== Exercise ==
Write out every entry word for word.

Dataset entries:
## start

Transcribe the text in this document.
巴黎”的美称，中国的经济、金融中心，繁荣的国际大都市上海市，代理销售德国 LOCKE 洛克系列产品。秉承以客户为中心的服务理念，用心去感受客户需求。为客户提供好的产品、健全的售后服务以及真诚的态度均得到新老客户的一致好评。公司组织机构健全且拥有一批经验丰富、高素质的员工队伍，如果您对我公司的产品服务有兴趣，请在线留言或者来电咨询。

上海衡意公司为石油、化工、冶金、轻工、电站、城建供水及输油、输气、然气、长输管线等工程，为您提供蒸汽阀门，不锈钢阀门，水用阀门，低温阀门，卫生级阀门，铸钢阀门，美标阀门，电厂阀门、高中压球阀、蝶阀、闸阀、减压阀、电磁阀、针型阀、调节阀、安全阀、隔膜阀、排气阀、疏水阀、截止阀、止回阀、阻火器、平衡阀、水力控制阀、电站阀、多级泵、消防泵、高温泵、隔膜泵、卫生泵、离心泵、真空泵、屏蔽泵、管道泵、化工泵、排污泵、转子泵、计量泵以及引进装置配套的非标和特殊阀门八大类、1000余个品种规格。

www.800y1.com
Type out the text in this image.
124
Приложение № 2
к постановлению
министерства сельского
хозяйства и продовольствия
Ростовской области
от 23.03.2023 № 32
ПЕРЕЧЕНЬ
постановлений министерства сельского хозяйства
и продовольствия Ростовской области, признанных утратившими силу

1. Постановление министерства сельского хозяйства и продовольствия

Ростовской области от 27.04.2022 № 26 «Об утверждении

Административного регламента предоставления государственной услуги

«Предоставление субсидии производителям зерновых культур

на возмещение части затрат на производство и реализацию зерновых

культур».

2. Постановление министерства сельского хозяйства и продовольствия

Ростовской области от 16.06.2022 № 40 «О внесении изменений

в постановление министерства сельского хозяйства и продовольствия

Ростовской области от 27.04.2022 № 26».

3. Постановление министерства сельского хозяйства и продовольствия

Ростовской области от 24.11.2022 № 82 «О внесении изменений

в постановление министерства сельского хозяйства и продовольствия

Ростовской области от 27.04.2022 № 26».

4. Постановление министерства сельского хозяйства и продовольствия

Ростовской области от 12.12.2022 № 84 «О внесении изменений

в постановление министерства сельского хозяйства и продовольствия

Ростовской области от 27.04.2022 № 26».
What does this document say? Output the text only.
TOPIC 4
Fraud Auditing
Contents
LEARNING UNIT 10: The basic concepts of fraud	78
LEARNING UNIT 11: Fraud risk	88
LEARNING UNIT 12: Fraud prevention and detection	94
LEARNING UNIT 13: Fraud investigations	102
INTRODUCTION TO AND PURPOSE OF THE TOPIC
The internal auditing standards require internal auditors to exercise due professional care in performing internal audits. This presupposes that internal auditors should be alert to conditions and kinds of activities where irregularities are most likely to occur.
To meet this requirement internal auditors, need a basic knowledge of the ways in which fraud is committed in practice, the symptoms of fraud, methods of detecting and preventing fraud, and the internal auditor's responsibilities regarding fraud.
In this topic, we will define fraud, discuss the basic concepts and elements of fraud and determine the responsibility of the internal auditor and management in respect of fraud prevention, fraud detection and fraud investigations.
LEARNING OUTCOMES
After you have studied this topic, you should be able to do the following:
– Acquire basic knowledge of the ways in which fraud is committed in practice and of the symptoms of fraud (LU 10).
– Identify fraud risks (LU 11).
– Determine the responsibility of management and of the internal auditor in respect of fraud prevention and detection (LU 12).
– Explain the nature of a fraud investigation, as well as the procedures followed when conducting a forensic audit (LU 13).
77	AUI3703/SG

## end

== Output below ==
Transcribe the text in this document.
巴黎”的美称，中国的经济、金融中心，繁荣的国际大都市上海市，代理销售德国 LOCKE 洛克系列产品。秉承以客户为中心的服务理念，用心去感受客户需求。为客户提供好的产品、健全的售后服务以及真诚的态度均得到新老客户的一致好评。公司组织机构健全且拥有一批经验丰富、高素质的员工队伍，如果您对我公司的产品服务有兴趣，请在线留言或者来电咨询。

上海衡意公司为石油、化工、冶金、轻工、电站、城建供水及输油、输气、然气、长输管线等工程，为您提供蒸汽阀门，不锈钢阀门，水用阀门，低温阀门，卫生级阀门，铸钢阀门，美标阀门，电厂阀门、高中压球阀、蝶阀、闸阀、减压阀、电磁阀、针型阀、调节阀、安全阀、隔膜阀、排气阀、疏水阀、截止阀、止回阀、阻火器、平衡阀、水力控制阀、电站阀、多级泵、消防泵、高温泵、隔膜泵、卫生泵、离心泵、真空泵、屏蔽泵、管道泵、化工泵、排污泵、转子泵、计量泵以及引进装置配套的非标和特殊阀门八大类、1000余个品种规格。

www.800y1.com
Type out the text in this image.
124
Приложение № 2
к постановлению
министерства сельского
хозяйства и продовольствия
Ростовской области
от 23.03.2023 № 32
ПЕРЕЧЕНЬ
постановлений министерства сельского хозяйства
и продовольствия Ростовской области, признанных утратившими силу

1. Постановление министерства сельского хозяйства и продовольствия

Ростовской области от 27.04.2022 № 26 «Об утверждении

Административного регламента предоставления государственной услуги

«Предоставление субсидии производителям зерновых культур

на возмещение части затрат на производство и реализацию зерновых

культур».

2. Постановление министерства сельского хозяйства и продовольствия

Ростовской области от 16.06.2022 № 40 «О внесении изменений

в постановление министерства сельского хозяйства и продовольствия

Ростовской области от 27.04.2022 № 26».

3. Постановление министерства сельского хозяйства и продовольствия

Ростовской области от 24.11.2022 № 82 «О внесении изменений

в постановление министерства сельского хозяйства и продовольствия

Ростовской области от 27.04.2022 № 26».

4. Постановление министерства сельского хозяйства и продовольствия

Ростовской области от 12.12.2022 № 84 «О внесении изменений

в постановление министерства сельского хозяйства и продовольствия

Ростовской области от 27.04.2022 № 26».
What does this document say? Output the text only.
TOPIC 4
Fraud Auditing
Contents
LEARNING UNIT 10: The basic concepts of fraud	78
LEARNING UNIT 11: Fraud risk	88
LEARNING UNIT 12: Fraud prevention and detection	94
LEARNING UNIT 13: Fraud investigations	102
INTRODUCTION TO AND PURPOSE OF THE TOPIC
The internal auditing standards require internal auditors to exercise due professional care in performing internal audits. This presupposes that internal auditors should be alert to conditions and kinds of activities where irregularities are most likely to occur.
To meet this requirement internal auditors, need a basic knowledge of the ways in which fraud is committed in practice, the symptoms of fraud, methods of detecting and preventing fraud, and the internal auditor's responsibilities regarding fraud.
In this topic, we will define fraud, discuss the basic concepts and elements of fraud and determine the responsibility of the internal auditor and management in respect of fraud prevention, fraud detection and fraud investigations.
LEARNING OUTCOMES
After you have studied this topic, you should be able to do the following:
– Acquire basic knowledge of the ways in which fraud is committed in practice and of the symptoms of fraud (LU 10).
– Identify fraud risks (LU 11).
– Determine the responsibility of management and of the internal auditor in respect of fraud prevention and detection (LU 12).
– Explain the nature of a fraud investigation, as well as the procedures followed when conducting a forensic audit (LU 13).
77	AUI3703/SG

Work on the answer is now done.